* _Data for this exercise_

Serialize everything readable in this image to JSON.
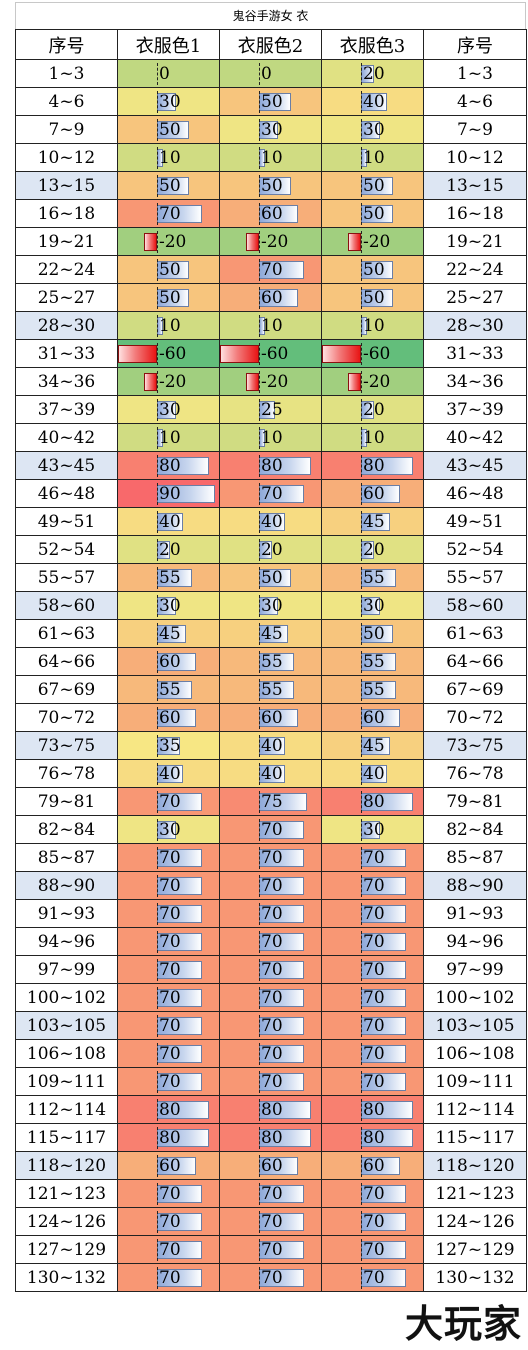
{
  "title": "鬼谷手游女 衣",
  "headers": [
    "序号",
    "衣服色1",
    "衣服色2",
    "衣服色3",
    "序号"
  ],
  "rows": [
    {
      "range": "1~3",
      "v": [
        0,
        0,
        20
      ],
      "alt": false
    },
    {
      "range": "4~6",
      "v": [
        30,
        50,
        40
      ],
      "alt": false
    },
    {
      "range": "7~9",
      "v": [
        50,
        30,
        30
      ],
      "alt": false
    },
    {
      "range": "10~12",
      "v": [
        10,
        10,
        10
      ],
      "alt": false
    },
    {
      "range": "13~15",
      "v": [
        50,
        50,
        50
      ],
      "alt": true
    },
    {
      "range": "16~18",
      "v": [
        70,
        60,
        50
      ],
      "alt": false
    },
    {
      "range": "19~21",
      "v": [
        -20,
        -20,
        -20
      ],
      "alt": false
    },
    {
      "range": "22~24",
      "v": [
        50,
        70,
        50
      ],
      "alt": false
    },
    {
      "range": "25~27",
      "v": [
        50,
        60,
        50
      ],
      "alt": false
    },
    {
      "range": "28~30",
      "v": [
        10,
        10,
        10
      ],
      "alt": true
    },
    {
      "range": "31~33",
      "v": [
        -60,
        -60,
        -60
      ],
      "alt": false
    },
    {
      "range": "34~36",
      "v": [
        -20,
        -20,
        -20
      ],
      "alt": false
    },
    {
      "range": "37~39",
      "v": [
        30,
        25,
        20
      ],
      "alt": false
    },
    {
      "range": "40~42",
      "v": [
        10,
        10,
        10
      ],
      "alt": false
    },
    {
      "range": "43~45",
      "v": [
        80,
        80,
        80
      ],
      "alt": true
    },
    {
      "range": "46~48",
      "v": [
        90,
        70,
        60
      ],
      "alt": false
    },
    {
      "range": "49~51",
      "v": [
        40,
        40,
        45
      ],
      "alt": false
    },
    {
      "range": "52~54",
      "v": [
        20,
        20,
        20
      ],
      "alt": false
    },
    {
      "range": "55~57",
      "v": [
        55,
        50,
        55
      ],
      "alt": false
    },
    {
      "range": "58~60",
      "v": [
        30,
        30,
        30
      ],
      "alt": true
    },
    {
      "range": "61~63",
      "v": [
        45,
        45,
        50
      ],
      "alt": false
    },
    {
      "range": "64~66",
      "v": [
        60,
        55,
        55
      ],
      "alt": false
    },
    {
      "range": "67~69",
      "v": [
        55,
        55,
        55
      ],
      "alt": false
    },
    {
      "range": "70~72",
      "v": [
        60,
        60,
        60
      ],
      "alt": false
    },
    {
      "range": "73~75",
      "v": [
        35,
        40,
        45
      ],
      "alt": true
    },
    {
      "range": "76~78",
      "v": [
        40,
        40,
        40
      ],
      "alt": false
    },
    {
      "range": "79~81",
      "v": [
        70,
        75,
        80
      ],
      "alt": false
    },
    {
      "range": "82~84",
      "v": [
        30,
        70,
        30
      ],
      "alt": false
    },
    {
      "range": "85~87",
      "v": [
        70,
        70,
        70
      ],
      "alt": false
    },
    {
      "range": "88~90",
      "v": [
        70,
        70,
        70
      ],
      "alt": true
    },
    {
      "range": "91~93",
      "v": [
        70,
        70,
        70
      ],
      "alt": false
    },
    {
      "range": "94~96",
      "v": [
        70,
        70,
        70
      ],
      "alt": false
    },
    {
      "range": "97~99",
      "v": [
        70,
        70,
        70
      ],
      "alt": false
    },
    {
      "range": "100~102",
      "v": [
        70,
        70,
        70
      ],
      "alt": false
    },
    {
      "range": "103~105",
      "v": [
        70,
        70,
        70
      ],
      "alt": true
    },
    {
      "range": "106~108",
      "v": [
        70,
        70,
        70
      ],
      "alt": false
    },
    {
      "range": "109~111",
      "v": [
        70,
        70,
        70
      ],
      "alt": false
    },
    {
      "range": "112~114",
      "v": [
        80,
        80,
        80
      ],
      "alt": false
    },
    {
      "range": "115~117",
      "v": [
        80,
        80,
        80
      ],
      "alt": false
    },
    {
      "range": "118~120",
      "v": [
        60,
        60,
        60
      ],
      "alt": true
    },
    {
      "range": "121~123",
      "v": [
        70,
        70,
        70
      ],
      "alt": false
    },
    {
      "range": "124~126",
      "v": [
        70,
        70,
        70
      ],
      "alt": false
    },
    {
      "range": "127~129",
      "v": [
        70,
        70,
        70
      ],
      "alt": false
    },
    {
      "range": "130~132",
      "v": [
        70,
        70,
        70
      ],
      "alt": false
    }
  ],
  "colors": {
    "scale": [
      "#63be7b",
      "#f7e784",
      "#f8696b"
    ],
    "alt_row": "#dde6f3",
    "bar_positive": "#8fa9d9",
    "bar_negative": "#e81515"
  },
  "watermark": "大玩家"
}
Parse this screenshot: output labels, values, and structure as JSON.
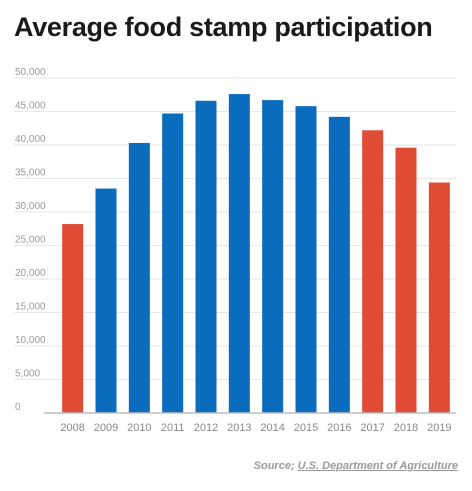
{
  "chart_data": {
    "type": "bar",
    "title": "Average food stamp participation",
    "categories": [
      "2008",
      "2009",
      "2010",
      "2011",
      "2012",
      "2013",
      "2014",
      "2015",
      "2016",
      "2017",
      "2018",
      "2019"
    ],
    "values": [
      28200,
      33500,
      40300,
      44700,
      46600,
      47600,
      46700,
      45800,
      44200,
      42200,
      39600,
      34400
    ],
    "bar_colors": [
      "#e04b36",
      "#0b6bbd",
      "#0b6bbd",
      "#0b6bbd",
      "#0b6bbd",
      "#0b6bbd",
      "#0b6bbd",
      "#0b6bbd",
      "#0b6bbd",
      "#e04b36",
      "#e04b36",
      "#e04b36"
    ],
    "y_ticks": [
      "0",
      "5,000",
      "10,000",
      "15,000",
      "20,000",
      "25,000",
      "30,000",
      "35,000",
      "40,000",
      "45,000",
      "50,000"
    ],
    "ylim": [
      0,
      50000
    ],
    "grid": true,
    "xlabel": "",
    "ylabel": ""
  },
  "source": {
    "prefix": "Source; ",
    "link_text": "U.S. Department of Agriculture"
  }
}
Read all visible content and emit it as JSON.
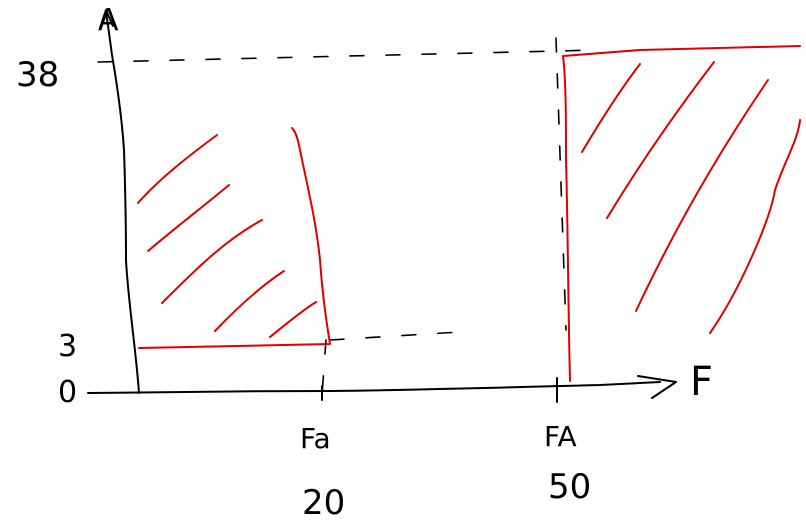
{
  "diagram": {
    "y_axis_label": "A",
    "x_axis_label": "F",
    "origin_label": "0",
    "y_ticks": [
      "38",
      "3"
    ],
    "x_tick_symbols": [
      "Fa",
      "FA"
    ],
    "x_tick_values": [
      "20",
      "50"
    ],
    "ink_color": "#000000",
    "shade_color": "#e00000"
  }
}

* _Required work_
Your task is to return the entries above exactly, with no pictures.

* _Correct answer_
Serialize everything readable in this image to JSON.
{
  "title": "鬼谷手游女 衣",
  "headers": [
    "序号",
    "衣服色1",
    "衣服色2",
    "衣服色3",
    "序号"
  ],
  "rows": [
    {
      "range": "1~3",
      "v": [
        0,
        0,
        20
      ],
      "alt": false
    },
    {
      "range": "4~6",
      "v": [
        30,
        50,
        40
      ],
      "alt": false
    },
    {
      "range": "7~9",
      "v": [
        50,
        30,
        30
      ],
      "alt": false
    },
    {
      "range": "10~12",
      "v": [
        10,
        10,
        10
      ],
      "alt": false
    },
    {
      "range": "13~15",
      "v": [
        50,
        50,
        50
      ],
      "alt": true
    },
    {
      "range": "16~18",
      "v": [
        70,
        60,
        50
      ],
      "alt": false
    },
    {
      "range": "19~21",
      "v": [
        -20,
        -20,
        -20
      ],
      "alt": false
    },
    {
      "range": "22~24",
      "v": [
        50,
        70,
        50
      ],
      "alt": false
    },
    {
      "range": "25~27",
      "v": [
        50,
        60,
        50
      ],
      "alt": false
    },
    {
      "range": "28~30",
      "v": [
        10,
        10,
        10
      ],
      "alt": true
    },
    {
      "range": "31~33",
      "v": [
        -60,
        -60,
        -60
      ],
      "alt": false
    },
    {
      "range": "34~36",
      "v": [
        -20,
        -20,
        -20
      ],
      "alt": false
    },
    {
      "range": "37~39",
      "v": [
        30,
        25,
        20
      ],
      "alt": false
    },
    {
      "range": "40~42",
      "v": [
        10,
        10,
        10
      ],
      "alt": false
    },
    {
      "range": "43~45",
      "v": [
        80,
        80,
        80
      ],
      "alt": true
    },
    {
      "range": "46~48",
      "v": [
        90,
        70,
        60
      ],
      "alt": false
    },
    {
      "range": "49~51",
      "v": [
        40,
        40,
        45
      ],
      "alt": false
    },
    {
      "range": "52~54",
      "v": [
        20,
        20,
        20
      ],
      "alt": false
    },
    {
      "range": "55~57",
      "v": [
        55,
        50,
        55
      ],
      "alt": false
    },
    {
      "range": "58~60",
      "v": [
        30,
        30,
        30
      ],
      "alt": true
    },
    {
      "range": "61~63",
      "v": [
        45,
        45,
        50
      ],
      "alt": false
    },
    {
      "range": "64~66",
      "v": [
        60,
        55,
        55
      ],
      "alt": false
    },
    {
      "range": "67~69",
      "v": [
        55,
        55,
        55
      ],
      "alt": false
    },
    {
      "range": "70~72",
      "v": [
        60,
        60,
        60
      ],
      "alt": false
    },
    {
      "range": "73~75",
      "v": [
        35,
        40,
        45
      ],
      "alt": true
    },
    {
      "range": "76~78",
      "v": [
        40,
        40,
        40
      ],
      "alt": false
    },
    {
      "range": "79~81",
      "v": [
        70,
        75,
        80
      ],
      "alt": false
    },
    {
      "range": "82~84",
      "v": [
        30,
        70,
        30
      ],
      "alt": false
    },
    {
      "range": "85~87",
      "v": [
        70,
        70,
        70
      ],
      "alt": false
    },
    {
      "range": "88~90",
      "v": [
        70,
        70,
        70
      ],
      "alt": true
    },
    {
      "range": "91~93",
      "v": [
        70,
        70,
        70
      ],
      "alt": false
    },
    {
      "range": "94~96",
      "v": [
        70,
        70,
        70
      ],
      "alt": false
    },
    {
      "range": "97~99",
      "v": [
        70,
        70,
        70
      ],
      "alt": false
    },
    {
      "range": "100~102",
      "v": [
        70,
        70,
        70
      ],
      "alt": false
    },
    {
      "range": "103~105",
      "v": [
        70,
        70,
        70
      ],
      "alt": true
    },
    {
      "range": "106~108",
      "v": [
        70,
        70,
        70
      ],
      "alt": false
    },
    {
      "range": "109~111",
      "v": [
        70,
        70,
        70
      ],
      "alt": false
    },
    {
      "range": "112~114",
      "v": [
        80,
        80,
        80
      ],
      "alt": false
    },
    {
      "range": "115~117",
      "v": [
        80,
        80,
        80
      ],
      "alt": false
    },
    {
      "range": "118~120",
      "v": [
        60,
        60,
        60
      ],
      "alt": true
    },
    {
      "range": "121~123",
      "v": [
        70,
        70,
        70
      ],
      "alt": false
    },
    {
      "range": "124~126",
      "v": [
        70,
        70,
        70
      ],
      "alt": false
    },
    {
      "range": "127~129",
      "v": [
        70,
        70,
        70
      ],
      "alt": false
    },
    {
      "range": "130~132",
      "v": [
        70,
        70,
        70
      ],
      "alt": false
    }
  ],
  "colors": {
    "scale": [
      "#63be7b",
      "#f7e784",
      "#f8696b"
    ],
    "alt_row": "#dde6f3",
    "bar_positive": "#8fa9d9",
    "bar_negative": "#e81515"
  },
  "watermark": "大玩家"
}
Parse this screenshot: output labels, values, and structure as JSON.
{
  "chart_data": {
    "type": "bar",
    "title": "Average food stamp participation",
    "categories": [
      "2008",
      "2009",
      "2010",
      "2011",
      "2012",
      "2013",
      "2014",
      "2015",
      "2016",
      "2017",
      "2018",
      "2019"
    ],
    "values": [
      28200,
      33500,
      40300,
      44700,
      46600,
      47600,
      46700,
      45800,
      44200,
      42200,
      39600,
      34400
    ],
    "bar_colors": [
      "#e04b36",
      "#0b6bbd",
      "#0b6bbd",
      "#0b6bbd",
      "#0b6bbd",
      "#0b6bbd",
      "#0b6bbd",
      "#0b6bbd",
      "#0b6bbd",
      "#e04b36",
      "#e04b36",
      "#e04b36"
    ],
    "y_ticks": [
      "0",
      "5,000",
      "10,000",
      "15,000",
      "20,000",
      "25,000",
      "30,000",
      "35,000",
      "40,000",
      "45,000",
      "50,000"
    ],
    "ylim": [
      0,
      50000
    ],
    "grid": true,
    "xlabel": "",
    "ylabel": ""
  },
  "source": {
    "prefix": "Source; ",
    "link_text": "U.S. Department of Agriculture"
  }
}
Read all visible content and emit it as JSON.
{
  "diagram": {
    "y_axis_label": "A",
    "x_axis_label": "F",
    "origin_label": "0",
    "y_ticks": [
      "38",
      "3"
    ],
    "x_tick_symbols": [
      "Fa",
      "FA"
    ],
    "x_tick_values": [
      "20",
      "50"
    ],
    "ink_color": "#000000",
    "shade_color": "#e00000"
  }
}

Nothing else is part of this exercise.